What is asked: Copy each line below without leaving any out.

[Items from a figure collection]
──────

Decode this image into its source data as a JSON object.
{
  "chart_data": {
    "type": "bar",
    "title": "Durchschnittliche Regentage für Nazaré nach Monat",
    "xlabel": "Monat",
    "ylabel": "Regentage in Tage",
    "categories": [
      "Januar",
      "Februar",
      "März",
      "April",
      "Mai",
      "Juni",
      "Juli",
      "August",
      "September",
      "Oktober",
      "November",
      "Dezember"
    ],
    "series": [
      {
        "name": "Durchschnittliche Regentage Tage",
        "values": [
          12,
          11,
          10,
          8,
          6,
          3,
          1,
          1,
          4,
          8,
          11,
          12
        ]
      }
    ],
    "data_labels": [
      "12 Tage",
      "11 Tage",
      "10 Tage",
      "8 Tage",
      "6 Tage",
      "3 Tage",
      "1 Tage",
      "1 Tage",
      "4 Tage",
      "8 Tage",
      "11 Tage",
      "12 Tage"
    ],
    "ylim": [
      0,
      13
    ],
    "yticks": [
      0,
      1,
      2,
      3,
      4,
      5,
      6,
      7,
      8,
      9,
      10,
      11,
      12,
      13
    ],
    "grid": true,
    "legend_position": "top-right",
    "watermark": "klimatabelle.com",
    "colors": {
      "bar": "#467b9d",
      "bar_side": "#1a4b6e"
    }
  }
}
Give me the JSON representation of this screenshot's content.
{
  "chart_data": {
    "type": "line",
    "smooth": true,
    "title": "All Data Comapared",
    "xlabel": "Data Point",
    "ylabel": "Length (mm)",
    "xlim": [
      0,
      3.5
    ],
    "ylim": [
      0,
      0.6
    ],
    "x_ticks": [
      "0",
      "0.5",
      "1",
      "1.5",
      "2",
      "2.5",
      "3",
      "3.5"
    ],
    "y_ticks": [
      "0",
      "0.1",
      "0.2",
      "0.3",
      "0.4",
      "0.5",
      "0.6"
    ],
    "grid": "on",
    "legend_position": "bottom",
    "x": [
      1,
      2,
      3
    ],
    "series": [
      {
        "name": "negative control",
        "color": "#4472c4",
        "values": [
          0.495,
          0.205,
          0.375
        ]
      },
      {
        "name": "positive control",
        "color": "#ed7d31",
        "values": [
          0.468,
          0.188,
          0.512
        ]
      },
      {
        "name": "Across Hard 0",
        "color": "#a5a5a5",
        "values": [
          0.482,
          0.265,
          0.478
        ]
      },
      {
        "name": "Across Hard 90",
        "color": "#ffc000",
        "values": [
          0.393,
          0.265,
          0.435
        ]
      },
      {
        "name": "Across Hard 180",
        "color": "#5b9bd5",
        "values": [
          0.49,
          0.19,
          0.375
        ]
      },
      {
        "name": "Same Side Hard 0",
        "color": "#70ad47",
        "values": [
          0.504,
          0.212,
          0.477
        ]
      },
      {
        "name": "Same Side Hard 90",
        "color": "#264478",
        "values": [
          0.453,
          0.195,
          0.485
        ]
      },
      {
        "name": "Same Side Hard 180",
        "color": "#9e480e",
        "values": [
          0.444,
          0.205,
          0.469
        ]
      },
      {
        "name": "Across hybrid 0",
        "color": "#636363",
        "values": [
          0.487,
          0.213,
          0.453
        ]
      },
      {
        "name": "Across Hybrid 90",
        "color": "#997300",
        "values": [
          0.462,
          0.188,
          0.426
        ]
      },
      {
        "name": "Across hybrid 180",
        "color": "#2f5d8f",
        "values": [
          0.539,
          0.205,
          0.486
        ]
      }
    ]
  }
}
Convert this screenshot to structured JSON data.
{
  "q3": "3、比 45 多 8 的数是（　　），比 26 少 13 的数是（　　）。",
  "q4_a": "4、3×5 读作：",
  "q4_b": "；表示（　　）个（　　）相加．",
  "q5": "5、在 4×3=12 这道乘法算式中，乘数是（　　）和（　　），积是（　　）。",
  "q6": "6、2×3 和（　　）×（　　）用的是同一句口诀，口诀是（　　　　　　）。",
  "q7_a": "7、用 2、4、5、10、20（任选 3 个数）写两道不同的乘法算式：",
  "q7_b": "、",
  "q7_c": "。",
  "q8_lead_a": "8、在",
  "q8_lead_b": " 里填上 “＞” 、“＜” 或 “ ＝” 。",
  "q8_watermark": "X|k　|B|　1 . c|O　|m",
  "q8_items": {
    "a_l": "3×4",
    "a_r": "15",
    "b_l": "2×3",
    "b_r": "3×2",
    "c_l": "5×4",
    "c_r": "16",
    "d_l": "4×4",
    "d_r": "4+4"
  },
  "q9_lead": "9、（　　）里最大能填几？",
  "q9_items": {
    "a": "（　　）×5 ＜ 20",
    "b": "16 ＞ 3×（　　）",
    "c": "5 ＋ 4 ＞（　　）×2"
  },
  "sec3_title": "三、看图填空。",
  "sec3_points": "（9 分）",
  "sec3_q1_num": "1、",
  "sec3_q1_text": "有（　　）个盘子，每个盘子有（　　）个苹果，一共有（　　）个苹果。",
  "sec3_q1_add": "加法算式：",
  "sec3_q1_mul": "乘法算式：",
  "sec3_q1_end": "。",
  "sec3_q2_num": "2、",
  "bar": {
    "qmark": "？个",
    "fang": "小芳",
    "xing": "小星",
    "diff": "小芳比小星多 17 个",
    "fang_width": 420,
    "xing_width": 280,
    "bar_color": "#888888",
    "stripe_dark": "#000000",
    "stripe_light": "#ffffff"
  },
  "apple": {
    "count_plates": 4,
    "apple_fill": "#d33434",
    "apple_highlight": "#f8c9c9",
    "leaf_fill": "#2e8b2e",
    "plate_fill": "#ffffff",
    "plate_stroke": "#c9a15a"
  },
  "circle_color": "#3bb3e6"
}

──────

Response:
Decode this image into its source data as a JSON object.
{
  "chart_data": {
    "type": "bar",
    "title": "Durchschnittliche Regentage für Nazaré nach Monat",
    "xlabel": "Monat",
    "ylabel": "Regentage in Tage",
    "categories": [
      "Januar",
      "Februar",
      "März",
      "April",
      "Mai",
      "Juni",
      "Juli",
      "August",
      "September",
      "Oktober",
      "November",
      "Dezember"
    ],
    "series": [
      {
        "name": "Durchschnittliche Regentage Tage",
        "values": [
          12,
          11,
          10,
          8,
          6,
          3,
          1,
          1,
          4,
          8,
          11,
          12
        ]
      }
    ],
    "data_labels": [
      "12 Tage",
      "11 Tage",
      "10 Tage",
      "8 Tage",
      "6 Tage",
      "3 Tage",
      "1 Tage",
      "1 Tage",
      "4 Tage",
      "8 Tage",
      "11 Tage",
      "12 Tage"
    ],
    "ylim": [
      0,
      13
    ],
    "yticks": [
      0,
      1,
      2,
      3,
      4,
      5,
      6,
      7,
      8,
      9,
      10,
      11,
      12,
      13
    ],
    "grid": true,
    "legend_position": "top-right",
    "watermark": "klimatabelle.com",
    "colors": {
      "bar": "#467b9d",
      "bar_side": "#1a4b6e"
    }
  }
}
Give me the JSON representation of this screenshot's content.
{
  "chart_data": {
    "type": "line",
    "smooth": true,
    "title": "All Data Comapared",
    "xlabel": "Data Point",
    "ylabel": "Length (mm)",
    "xlim": [
      0,
      3.5
    ],
    "ylim": [
      0,
      0.6
    ],
    "x_ticks": [
      "0",
      "0.5",
      "1",
      "1.5",
      "2",
      "2.5",
      "3",
      "3.5"
    ],
    "y_ticks": [
      "0",
      "0.1",
      "0.2",
      "0.3",
      "0.4",
      "0.5",
      "0.6"
    ],
    "grid": "on",
    "legend_position": "bottom",
    "x": [
      1,
      2,
      3
    ],
    "series": [
      {
        "name": "negative control",
        "color": "#4472c4",
        "values": [
          0.495,
          0.205,
          0.375
        ]
      },
      {
        "name": "positive control",
        "color": "#ed7d31",
        "values": [
          0.468,
          0.188,
          0.512
        ]
      },
      {
        "name": "Across Hard 0",
        "color": "#a5a5a5",
        "values": [
          0.482,
          0.265,
          0.478
        ]
      },
      {
        "name": "Across Hard 90",
        "color": "#ffc000",
        "values": [
          0.393,
          0.265,
          0.435
        ]
      },
      {
        "name": "Across Hard 180",
        "color": "#5b9bd5",
        "values": [
          0.49,
          0.19,
          0.375
        ]
      },
      {
        "name": "Same Side Hard 0",
        "color": "#70ad47",
        "values": [
          0.504,
          0.212,
          0.477
        ]
      },
      {
        "name": "Same Side Hard 90",
        "color": "#264478",
        "values": [
          0.453,
          0.195,
          0.485
        ]
      },
      {
        "name": "Same Side Hard 180",
        "color": "#9e480e",
        "values": [
          0.444,
          0.205,
          0.469
        ]
      },
      {
        "name": "Across hybrid 0",
        "color": "#636363",
        "values": [
          0.487,
          0.213,
          0.453
        ]
      },
      {
        "name": "Across Hybrid 90",
        "color": "#997300",
        "values": [
          0.462,
          0.188,
          0.426
        ]
      },
      {
        "name": "Across hybrid 180",
        "color": "#2f5d8f",
        "values": [
          0.539,
          0.205,
          0.486
        ]
      }
    ]
  }
}
Convert this screenshot to structured JSON data.
{
  "q3": "3、比 45 多 8 的数是（　　），比 26 少 13 的数是（　　）。",
  "q4_a": "4、3×5 读作：",
  "q4_b": "；表示（　　）个（　　）相加．",
  "q5": "5、在 4×3=12 这道乘法算式中，乘数是（　　）和（　　），积是（　　）。",
  "q6": "6、2×3 和（　　）×（　　）用的是同一句口诀，口诀是（　　　　　　）。",
  "q7_a": "7、用 2、4、5、10、20（任选 3 个数）写两道不同的乘法算式：",
  "q7_b": "、",
  "q7_c": "。",
  "q8_lead_a": "8、在",
  "q8_lead_b": " 里填上 “＞” 、“＜” 或 “ ＝” 。",
  "q8_watermark": "X|k　|B|　1 . c|O　|m",
  "q8_items": {
    "a_l": "3×4",
    "a_r": "15",
    "b_l": "2×3",
    "b_r": "3×2",
    "c_l": "5×4",
    "c_r": "16",
    "d_l": "4×4",
    "d_r": "4+4"
  },
  "q9_lead": "9、（　　）里最大能填几？",
  "q9_items": {
    "a": "（　　）×5 ＜ 20",
    "b": "16 ＞ 3×（　　）",
    "c": "5 ＋ 4 ＞（　　）×2"
  },
  "sec3_title": "三、看图填空。",
  "sec3_points": "（9 分）",
  "sec3_q1_num": "1、",
  "sec3_q1_text": "有（　　）个盘子，每个盘子有（　　）个苹果，一共有（　　）个苹果。",
  "sec3_q1_add": "加法算式：",
  "sec3_q1_mul": "乘法算式：",
  "sec3_q1_end": "。",
  "sec3_q2_num": "2、",
  "bar": {
    "qmark": "？个",
    "fang": "小芳",
    "xing": "小星",
    "diff": "小芳比小星多 17 个",
    "fang_width": 420,
    "xing_width": 280,
    "bar_color": "#888888",
    "stripe_dark": "#000000",
    "stripe_light": "#ffffff"
  },
  "apple": {
    "count_plates": 4,
    "apple_fill": "#d33434",
    "apple_highlight": "#f8c9c9",
    "leaf_fill": "#2e8b2e",
    "plate_fill": "#ffffff",
    "plate_stroke": "#c9a15a"
  },
  "circle_color": "#3bb3e6"
}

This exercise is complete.